> _Problem to work on_: Render the lines from the one containing "table-row[interactable]: 02 A" through the one containing "cell-category-text[interactable]: Maternity protection", inclusive, as a JSON list of strings with one string per line and blank lines omitted.
◇ ◇ ◇ ◇ ◇ ◇ ◇
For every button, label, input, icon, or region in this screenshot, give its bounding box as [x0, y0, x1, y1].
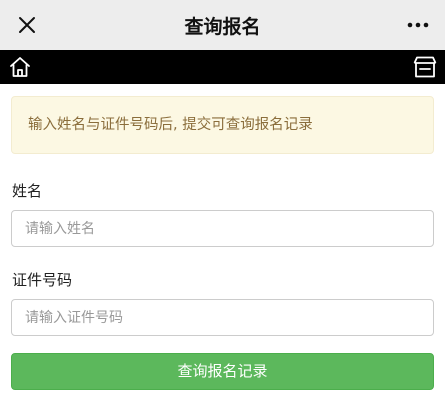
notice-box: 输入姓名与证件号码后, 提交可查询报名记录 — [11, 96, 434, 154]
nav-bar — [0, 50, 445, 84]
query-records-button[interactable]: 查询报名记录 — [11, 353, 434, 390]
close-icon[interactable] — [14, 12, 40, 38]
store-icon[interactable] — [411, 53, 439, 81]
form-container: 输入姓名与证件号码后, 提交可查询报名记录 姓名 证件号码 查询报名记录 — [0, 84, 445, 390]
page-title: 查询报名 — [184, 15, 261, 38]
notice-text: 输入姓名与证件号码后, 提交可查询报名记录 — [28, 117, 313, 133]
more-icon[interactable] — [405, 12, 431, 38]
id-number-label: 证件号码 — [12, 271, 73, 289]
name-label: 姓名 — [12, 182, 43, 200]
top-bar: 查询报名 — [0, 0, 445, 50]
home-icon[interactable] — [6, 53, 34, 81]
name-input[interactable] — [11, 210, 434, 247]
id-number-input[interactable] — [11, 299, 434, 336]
◇ ◇ ◇ ◇ ◇ ◇ ◇
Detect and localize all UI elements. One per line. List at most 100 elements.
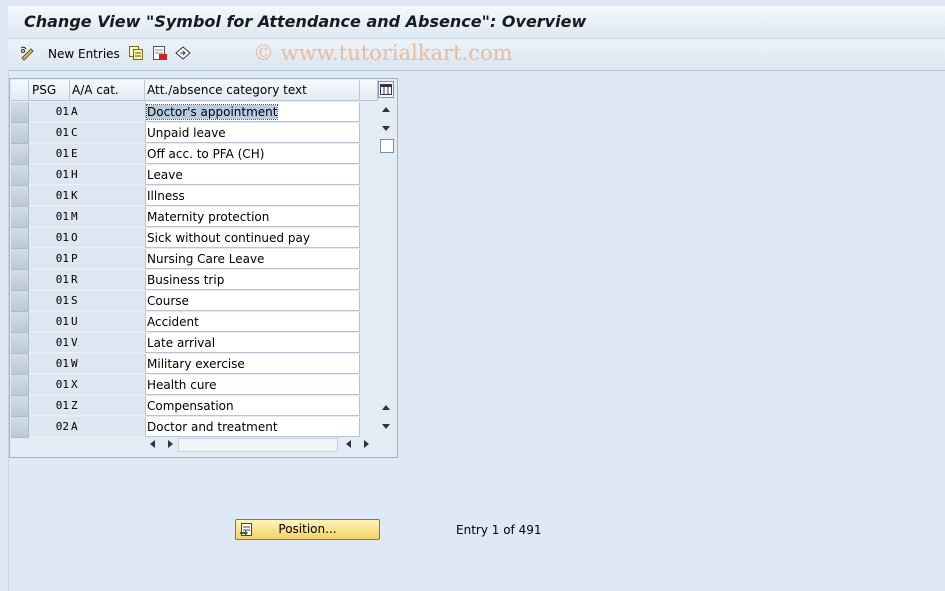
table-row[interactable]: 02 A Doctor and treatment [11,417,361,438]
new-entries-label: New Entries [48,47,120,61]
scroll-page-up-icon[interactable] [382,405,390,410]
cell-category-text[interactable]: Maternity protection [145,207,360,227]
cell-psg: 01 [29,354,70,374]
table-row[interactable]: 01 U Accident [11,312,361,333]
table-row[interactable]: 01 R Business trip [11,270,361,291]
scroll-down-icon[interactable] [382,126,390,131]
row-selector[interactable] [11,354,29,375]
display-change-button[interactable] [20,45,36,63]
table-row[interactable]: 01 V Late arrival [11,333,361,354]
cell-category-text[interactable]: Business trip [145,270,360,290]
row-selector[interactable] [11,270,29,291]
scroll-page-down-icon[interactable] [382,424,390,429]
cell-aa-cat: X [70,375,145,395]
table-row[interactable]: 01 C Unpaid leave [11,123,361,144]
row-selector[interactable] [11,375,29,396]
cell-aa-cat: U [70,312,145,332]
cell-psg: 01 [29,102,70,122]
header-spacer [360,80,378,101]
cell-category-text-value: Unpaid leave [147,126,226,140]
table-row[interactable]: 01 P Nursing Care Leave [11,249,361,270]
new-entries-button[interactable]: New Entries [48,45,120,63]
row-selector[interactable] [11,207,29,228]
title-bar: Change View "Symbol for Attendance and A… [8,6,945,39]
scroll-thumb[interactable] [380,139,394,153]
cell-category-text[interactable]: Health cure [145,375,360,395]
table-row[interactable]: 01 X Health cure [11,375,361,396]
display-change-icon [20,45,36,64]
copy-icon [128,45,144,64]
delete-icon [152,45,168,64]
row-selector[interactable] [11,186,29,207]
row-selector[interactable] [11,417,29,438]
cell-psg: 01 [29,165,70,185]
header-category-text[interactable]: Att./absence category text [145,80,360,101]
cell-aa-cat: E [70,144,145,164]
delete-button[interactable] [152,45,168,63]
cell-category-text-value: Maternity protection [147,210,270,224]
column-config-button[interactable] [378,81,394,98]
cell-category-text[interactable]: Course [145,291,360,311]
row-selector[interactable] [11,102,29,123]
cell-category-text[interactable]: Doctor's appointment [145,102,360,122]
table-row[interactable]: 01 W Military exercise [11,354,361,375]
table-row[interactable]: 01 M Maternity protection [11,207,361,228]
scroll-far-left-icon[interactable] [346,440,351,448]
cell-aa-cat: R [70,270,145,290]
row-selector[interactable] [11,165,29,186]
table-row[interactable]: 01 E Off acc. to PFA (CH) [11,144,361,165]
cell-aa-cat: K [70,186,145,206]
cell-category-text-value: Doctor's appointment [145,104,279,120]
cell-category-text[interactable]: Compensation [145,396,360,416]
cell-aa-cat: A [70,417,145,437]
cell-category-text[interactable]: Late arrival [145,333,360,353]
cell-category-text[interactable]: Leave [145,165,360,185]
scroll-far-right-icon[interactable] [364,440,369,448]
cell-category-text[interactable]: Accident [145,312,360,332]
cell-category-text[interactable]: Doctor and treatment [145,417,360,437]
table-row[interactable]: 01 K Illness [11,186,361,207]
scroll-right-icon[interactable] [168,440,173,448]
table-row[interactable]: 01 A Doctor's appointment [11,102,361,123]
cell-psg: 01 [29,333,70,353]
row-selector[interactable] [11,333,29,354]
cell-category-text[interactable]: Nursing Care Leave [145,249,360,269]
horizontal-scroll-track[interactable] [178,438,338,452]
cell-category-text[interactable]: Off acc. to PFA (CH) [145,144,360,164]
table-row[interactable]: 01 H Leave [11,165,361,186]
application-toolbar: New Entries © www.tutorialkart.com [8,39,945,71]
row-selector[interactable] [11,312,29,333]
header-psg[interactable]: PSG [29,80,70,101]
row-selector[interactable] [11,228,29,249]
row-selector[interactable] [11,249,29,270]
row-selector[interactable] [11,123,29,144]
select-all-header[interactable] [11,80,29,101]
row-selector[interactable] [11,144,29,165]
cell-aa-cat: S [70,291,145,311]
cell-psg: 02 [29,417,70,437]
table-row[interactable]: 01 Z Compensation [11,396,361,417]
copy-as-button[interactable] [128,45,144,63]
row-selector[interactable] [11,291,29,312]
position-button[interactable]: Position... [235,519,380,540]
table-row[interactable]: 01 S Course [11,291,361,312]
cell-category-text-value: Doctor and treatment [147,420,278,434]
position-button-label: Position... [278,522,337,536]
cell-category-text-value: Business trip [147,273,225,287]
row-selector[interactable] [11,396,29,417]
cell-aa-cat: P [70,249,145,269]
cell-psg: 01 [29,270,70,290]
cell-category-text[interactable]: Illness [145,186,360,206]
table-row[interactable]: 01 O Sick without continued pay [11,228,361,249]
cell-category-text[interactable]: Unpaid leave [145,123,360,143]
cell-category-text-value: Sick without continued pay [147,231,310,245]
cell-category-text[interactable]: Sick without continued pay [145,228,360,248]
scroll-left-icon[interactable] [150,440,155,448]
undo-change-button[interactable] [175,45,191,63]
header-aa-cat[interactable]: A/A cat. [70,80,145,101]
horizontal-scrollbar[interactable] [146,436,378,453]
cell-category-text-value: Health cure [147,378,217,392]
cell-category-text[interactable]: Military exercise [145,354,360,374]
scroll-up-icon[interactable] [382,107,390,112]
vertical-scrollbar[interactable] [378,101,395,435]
◇ ◇ ◇ ◇ ◇ ◇ ◇
> _Reply to the exercise_:
[
  "table-row[interactable]: 02 A Doctor and treatment [11,417,361,438]",
  "new-entries-label: New Entries [48,47,120,61]",
  "scroll-page-up-icon[interactable] [382,405,390,410]",
  "cell-category-text[interactable]: Maternity protection [145,207,360,227]"
]